**INSTRUCTIONS TO FOLLOW**
Output the full material exactly as it appears here.

**INPUT MATERIAL**
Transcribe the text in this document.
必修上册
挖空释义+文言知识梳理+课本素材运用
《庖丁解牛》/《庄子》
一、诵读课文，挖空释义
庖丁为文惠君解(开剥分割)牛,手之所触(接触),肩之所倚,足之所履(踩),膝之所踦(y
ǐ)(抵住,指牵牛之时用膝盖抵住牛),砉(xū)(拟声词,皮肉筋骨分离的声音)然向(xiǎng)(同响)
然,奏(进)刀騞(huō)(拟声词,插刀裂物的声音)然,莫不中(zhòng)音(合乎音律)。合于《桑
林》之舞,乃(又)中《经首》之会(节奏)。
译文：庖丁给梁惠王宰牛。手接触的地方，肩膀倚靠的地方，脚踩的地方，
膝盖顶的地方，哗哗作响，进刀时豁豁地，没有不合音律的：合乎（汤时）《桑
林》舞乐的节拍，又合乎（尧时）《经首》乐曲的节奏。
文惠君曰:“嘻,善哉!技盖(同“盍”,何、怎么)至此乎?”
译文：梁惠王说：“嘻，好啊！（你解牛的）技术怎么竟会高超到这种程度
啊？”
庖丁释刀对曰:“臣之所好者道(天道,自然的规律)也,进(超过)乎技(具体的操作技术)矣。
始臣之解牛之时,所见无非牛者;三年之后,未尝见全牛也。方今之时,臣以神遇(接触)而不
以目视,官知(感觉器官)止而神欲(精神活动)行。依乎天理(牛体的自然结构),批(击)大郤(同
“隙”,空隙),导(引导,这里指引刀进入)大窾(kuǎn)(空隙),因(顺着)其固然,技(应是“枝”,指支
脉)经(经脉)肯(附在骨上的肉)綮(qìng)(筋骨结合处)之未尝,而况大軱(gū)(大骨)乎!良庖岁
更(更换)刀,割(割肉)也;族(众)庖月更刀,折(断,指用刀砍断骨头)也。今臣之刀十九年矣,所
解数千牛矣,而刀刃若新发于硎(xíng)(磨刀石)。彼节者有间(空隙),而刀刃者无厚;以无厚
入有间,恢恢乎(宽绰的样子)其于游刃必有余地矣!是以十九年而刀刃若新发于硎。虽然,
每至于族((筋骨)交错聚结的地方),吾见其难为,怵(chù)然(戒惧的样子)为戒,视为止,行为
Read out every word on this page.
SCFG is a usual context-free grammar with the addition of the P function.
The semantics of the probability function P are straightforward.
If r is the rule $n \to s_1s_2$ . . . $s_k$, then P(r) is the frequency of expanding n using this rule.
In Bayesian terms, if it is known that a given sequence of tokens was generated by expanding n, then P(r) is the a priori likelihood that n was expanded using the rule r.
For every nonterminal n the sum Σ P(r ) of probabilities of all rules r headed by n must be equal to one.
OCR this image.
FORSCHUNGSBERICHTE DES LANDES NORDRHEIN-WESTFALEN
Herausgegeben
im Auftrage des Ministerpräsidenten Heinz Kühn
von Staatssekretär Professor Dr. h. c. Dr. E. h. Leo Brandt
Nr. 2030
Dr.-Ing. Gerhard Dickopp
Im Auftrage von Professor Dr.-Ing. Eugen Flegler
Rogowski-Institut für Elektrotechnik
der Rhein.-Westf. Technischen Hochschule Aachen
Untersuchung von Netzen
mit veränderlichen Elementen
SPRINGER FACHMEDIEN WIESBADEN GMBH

**COMPLETED EXERCISE**
Transcribe the text in this document.
必修上册
挖空释义+文言知识梳理+课本素材运用
《庖丁解牛》/《庄子》
一、诵读课文，挖空释义
庖丁为文惠君解(开剥分割)牛,手之所触(接触),肩之所倚,足之所履(踩),膝之所踦(y
ǐ)(抵住,指牵牛之时用膝盖抵住牛),砉(xū)(拟声词,皮肉筋骨分离的声音)然向(xiǎng)(同响)
然,奏(进)刀騞(huō)(拟声词,插刀裂物的声音)然,莫不中(zhòng)音(合乎音律)。合于《桑
林》之舞,乃(又)中《经首》之会(节奏)。
译文：庖丁给梁惠王宰牛。手接触的地方，肩膀倚靠的地方，脚踩的地方，
膝盖顶的地方，哗哗作响，进刀时豁豁地，没有不合音律的：合乎（汤时）《桑
林》舞乐的节拍，又合乎（尧时）《经首》乐曲的节奏。
文惠君曰:“嘻,善哉!技盖(同“盍”,何、怎么)至此乎?”
译文：梁惠王说：“嘻，好啊！（你解牛的）技术怎么竟会高超到这种程度
啊？”
庖丁释刀对曰:“臣之所好者道(天道,自然的规律)也,进(超过)乎技(具体的操作技术)矣。
始臣之解牛之时,所见无非牛者;三年之后,未尝见全牛也。方今之时,臣以神遇(接触)而不
以目视,官知(感觉器官)止而神欲(精神活动)行。依乎天理(牛体的自然结构),批(击)大郤(同
“隙”,空隙),导(引导,这里指引刀进入)大窾(kuǎn)(空隙),因(顺着)其固然,技(应是“枝”,指支
脉)经(经脉)肯(附在骨上的肉)綮(qìng)(筋骨结合处)之未尝,而况大軱(gū)(大骨)乎!良庖岁
更(更换)刀,割(割肉)也;族(众)庖月更刀,折(断,指用刀砍断骨头)也。今臣之刀十九年矣,所
解数千牛矣,而刀刃若新发于硎(xíng)(磨刀石)。彼节者有间(空隙),而刀刃者无厚;以无厚
入有间,恢恢乎(宽绰的样子)其于游刃必有余地矣!是以十九年而刀刃若新发于硎。虽然,
每至于族((筋骨)交错聚结的地方),吾见其难为,怵(chù)然(戒惧的样子)为戒,视为止,行为
Read out every word on this page.
SCFG is a usual context-free grammar with the addition of the P function.
The semantics of the probability function P are straightforward.
If r is the rule $n \to s_1s_2$ . . . $s_k$, then P(r) is the frequency of expanding n using this rule.
In Bayesian terms, if it is known that a given sequence of tokens was generated by expanding n, then P(r) is the a priori likelihood that n was expanded using the rule r.
For every nonterminal n the sum Σ P(r ) of probabilities of all rules r headed by n must be equal to one.
OCR this image.
FORSCHUNGSBERICHTE DES LANDES NORDRHEIN-WESTFALEN
Herausgegeben
im Auftrage des Ministerpräsidenten Heinz Kühn
von Staatssekretär Professor Dr. h. c. Dr. E. h. Leo Brandt
Nr. 2030
Dr.-Ing. Gerhard Dickopp
Im Auftrage von Professor Dr.-Ing. Eugen Flegler
Rogowski-Institut für Elektrotechnik
der Rhein.-Westf. Technischen Hochschule Aachen
Untersuchung von Netzen
mit veränderlichen Elementen
SPRINGER FACHMEDIEN WIESBADEN GMBH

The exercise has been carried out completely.